● Problem to solve
From the records, pick out and copy each line containing "price".

◆ ◆ ◆

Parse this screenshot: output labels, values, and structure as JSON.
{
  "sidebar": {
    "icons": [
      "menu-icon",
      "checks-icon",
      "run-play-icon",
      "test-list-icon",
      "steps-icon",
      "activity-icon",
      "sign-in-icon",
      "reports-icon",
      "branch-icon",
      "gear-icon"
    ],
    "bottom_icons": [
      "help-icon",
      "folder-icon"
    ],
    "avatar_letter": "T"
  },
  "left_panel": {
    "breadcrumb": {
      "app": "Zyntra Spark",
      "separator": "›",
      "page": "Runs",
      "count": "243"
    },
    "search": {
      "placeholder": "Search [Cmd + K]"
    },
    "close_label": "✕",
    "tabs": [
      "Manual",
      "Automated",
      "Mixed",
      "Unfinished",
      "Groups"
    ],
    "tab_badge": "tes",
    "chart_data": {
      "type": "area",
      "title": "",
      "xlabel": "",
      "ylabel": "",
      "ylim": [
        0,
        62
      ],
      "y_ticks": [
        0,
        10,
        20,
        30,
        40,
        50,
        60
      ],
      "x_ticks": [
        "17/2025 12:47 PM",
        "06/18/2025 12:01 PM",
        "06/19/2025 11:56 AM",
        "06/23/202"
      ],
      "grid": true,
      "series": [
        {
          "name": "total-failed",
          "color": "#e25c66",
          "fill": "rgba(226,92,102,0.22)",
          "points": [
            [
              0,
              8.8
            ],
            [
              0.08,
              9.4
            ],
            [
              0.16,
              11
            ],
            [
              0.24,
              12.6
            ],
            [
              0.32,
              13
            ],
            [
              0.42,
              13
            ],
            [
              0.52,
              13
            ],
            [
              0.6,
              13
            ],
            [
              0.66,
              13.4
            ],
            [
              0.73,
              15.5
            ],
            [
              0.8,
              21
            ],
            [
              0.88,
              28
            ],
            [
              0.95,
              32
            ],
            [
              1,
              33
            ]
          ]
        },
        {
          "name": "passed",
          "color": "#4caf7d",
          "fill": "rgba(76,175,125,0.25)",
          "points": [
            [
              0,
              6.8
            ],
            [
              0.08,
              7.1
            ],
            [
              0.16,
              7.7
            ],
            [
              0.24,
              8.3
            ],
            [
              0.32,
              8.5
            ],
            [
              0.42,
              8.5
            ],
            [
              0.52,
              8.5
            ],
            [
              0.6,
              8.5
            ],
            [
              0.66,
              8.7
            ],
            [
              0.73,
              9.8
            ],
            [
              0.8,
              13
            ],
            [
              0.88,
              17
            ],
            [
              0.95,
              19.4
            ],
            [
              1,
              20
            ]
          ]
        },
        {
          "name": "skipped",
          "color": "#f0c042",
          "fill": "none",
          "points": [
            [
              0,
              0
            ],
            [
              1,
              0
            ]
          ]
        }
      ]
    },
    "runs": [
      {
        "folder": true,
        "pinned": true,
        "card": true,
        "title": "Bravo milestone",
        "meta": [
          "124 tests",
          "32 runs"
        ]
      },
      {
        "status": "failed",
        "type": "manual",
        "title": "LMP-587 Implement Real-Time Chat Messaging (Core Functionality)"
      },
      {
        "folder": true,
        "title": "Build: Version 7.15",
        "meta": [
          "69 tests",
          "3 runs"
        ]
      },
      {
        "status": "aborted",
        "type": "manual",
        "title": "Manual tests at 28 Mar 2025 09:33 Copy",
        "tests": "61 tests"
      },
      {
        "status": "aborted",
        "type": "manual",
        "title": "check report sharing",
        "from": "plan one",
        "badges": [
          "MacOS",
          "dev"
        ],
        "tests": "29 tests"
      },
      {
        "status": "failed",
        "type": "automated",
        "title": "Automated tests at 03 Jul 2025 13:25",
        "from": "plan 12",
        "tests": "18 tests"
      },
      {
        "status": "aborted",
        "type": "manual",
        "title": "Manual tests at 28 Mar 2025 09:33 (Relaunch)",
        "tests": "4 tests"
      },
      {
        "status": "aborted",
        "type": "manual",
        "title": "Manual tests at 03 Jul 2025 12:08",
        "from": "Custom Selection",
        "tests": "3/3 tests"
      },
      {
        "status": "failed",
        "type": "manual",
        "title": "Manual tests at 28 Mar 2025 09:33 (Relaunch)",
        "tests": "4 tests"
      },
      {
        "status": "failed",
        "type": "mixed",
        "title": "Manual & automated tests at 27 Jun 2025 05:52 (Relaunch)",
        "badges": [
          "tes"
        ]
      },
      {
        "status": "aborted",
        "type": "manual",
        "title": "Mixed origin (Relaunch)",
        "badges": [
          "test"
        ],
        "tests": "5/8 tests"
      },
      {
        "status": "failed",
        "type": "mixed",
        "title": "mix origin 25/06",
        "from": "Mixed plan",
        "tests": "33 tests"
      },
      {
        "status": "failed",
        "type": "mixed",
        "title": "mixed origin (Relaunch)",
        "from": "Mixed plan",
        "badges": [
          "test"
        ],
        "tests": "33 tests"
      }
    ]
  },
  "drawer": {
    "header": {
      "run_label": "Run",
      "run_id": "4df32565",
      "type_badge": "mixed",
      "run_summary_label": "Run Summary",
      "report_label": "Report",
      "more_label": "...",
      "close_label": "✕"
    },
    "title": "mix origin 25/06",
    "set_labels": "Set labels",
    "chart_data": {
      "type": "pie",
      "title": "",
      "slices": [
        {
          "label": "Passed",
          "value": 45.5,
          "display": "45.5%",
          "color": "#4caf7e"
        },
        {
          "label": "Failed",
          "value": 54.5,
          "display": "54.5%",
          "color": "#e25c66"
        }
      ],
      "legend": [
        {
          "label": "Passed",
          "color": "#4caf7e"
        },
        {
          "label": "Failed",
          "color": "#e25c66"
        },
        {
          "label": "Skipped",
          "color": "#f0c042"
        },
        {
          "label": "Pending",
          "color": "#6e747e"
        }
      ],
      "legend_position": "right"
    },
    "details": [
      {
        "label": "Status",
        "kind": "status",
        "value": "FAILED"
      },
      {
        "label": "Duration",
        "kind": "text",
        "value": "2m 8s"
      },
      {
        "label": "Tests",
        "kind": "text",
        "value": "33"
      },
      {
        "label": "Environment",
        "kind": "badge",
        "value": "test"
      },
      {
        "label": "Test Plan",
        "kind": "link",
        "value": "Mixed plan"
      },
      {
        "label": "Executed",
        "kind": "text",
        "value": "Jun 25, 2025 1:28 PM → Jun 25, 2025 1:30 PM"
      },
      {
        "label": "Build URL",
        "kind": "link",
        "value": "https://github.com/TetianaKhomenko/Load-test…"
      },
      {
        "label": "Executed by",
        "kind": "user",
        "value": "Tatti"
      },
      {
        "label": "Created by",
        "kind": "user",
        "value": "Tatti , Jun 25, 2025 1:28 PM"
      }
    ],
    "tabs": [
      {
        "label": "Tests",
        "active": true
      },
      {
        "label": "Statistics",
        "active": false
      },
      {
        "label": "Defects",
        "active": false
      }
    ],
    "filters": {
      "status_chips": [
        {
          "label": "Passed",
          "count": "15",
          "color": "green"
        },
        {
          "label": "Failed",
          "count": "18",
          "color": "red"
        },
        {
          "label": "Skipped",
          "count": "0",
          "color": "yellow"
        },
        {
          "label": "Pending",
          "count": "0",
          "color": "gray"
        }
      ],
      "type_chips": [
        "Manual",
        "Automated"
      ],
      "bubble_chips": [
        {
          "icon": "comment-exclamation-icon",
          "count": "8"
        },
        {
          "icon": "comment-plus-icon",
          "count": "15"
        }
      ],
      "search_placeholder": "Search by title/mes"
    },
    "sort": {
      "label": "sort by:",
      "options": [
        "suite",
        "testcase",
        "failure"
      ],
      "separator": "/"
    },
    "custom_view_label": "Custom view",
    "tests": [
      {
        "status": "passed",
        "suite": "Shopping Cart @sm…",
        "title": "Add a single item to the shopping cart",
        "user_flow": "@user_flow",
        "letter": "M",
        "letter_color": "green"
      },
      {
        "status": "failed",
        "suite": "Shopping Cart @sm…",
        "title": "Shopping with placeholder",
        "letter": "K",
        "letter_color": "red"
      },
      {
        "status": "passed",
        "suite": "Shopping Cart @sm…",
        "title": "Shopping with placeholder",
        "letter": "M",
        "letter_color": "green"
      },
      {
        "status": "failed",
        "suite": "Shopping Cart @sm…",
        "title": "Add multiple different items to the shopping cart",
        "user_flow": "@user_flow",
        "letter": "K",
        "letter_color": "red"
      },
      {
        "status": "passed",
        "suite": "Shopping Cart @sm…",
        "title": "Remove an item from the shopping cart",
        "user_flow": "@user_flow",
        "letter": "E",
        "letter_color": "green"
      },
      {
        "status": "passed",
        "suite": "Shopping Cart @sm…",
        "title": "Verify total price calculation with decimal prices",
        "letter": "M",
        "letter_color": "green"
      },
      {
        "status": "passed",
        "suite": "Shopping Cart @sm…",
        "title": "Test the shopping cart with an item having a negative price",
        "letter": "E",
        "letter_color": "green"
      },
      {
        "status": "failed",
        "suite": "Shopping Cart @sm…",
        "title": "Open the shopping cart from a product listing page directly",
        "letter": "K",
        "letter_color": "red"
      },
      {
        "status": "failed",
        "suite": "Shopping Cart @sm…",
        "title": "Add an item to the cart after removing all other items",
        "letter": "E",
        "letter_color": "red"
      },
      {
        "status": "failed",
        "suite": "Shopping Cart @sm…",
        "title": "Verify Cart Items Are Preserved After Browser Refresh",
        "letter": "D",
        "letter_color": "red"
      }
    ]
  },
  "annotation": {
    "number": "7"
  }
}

◆ ◆ ◆

● Response
        "title": "Verify total price calculation with decimal prices",
        "title": "Test the shopping cart with an item having a negative price",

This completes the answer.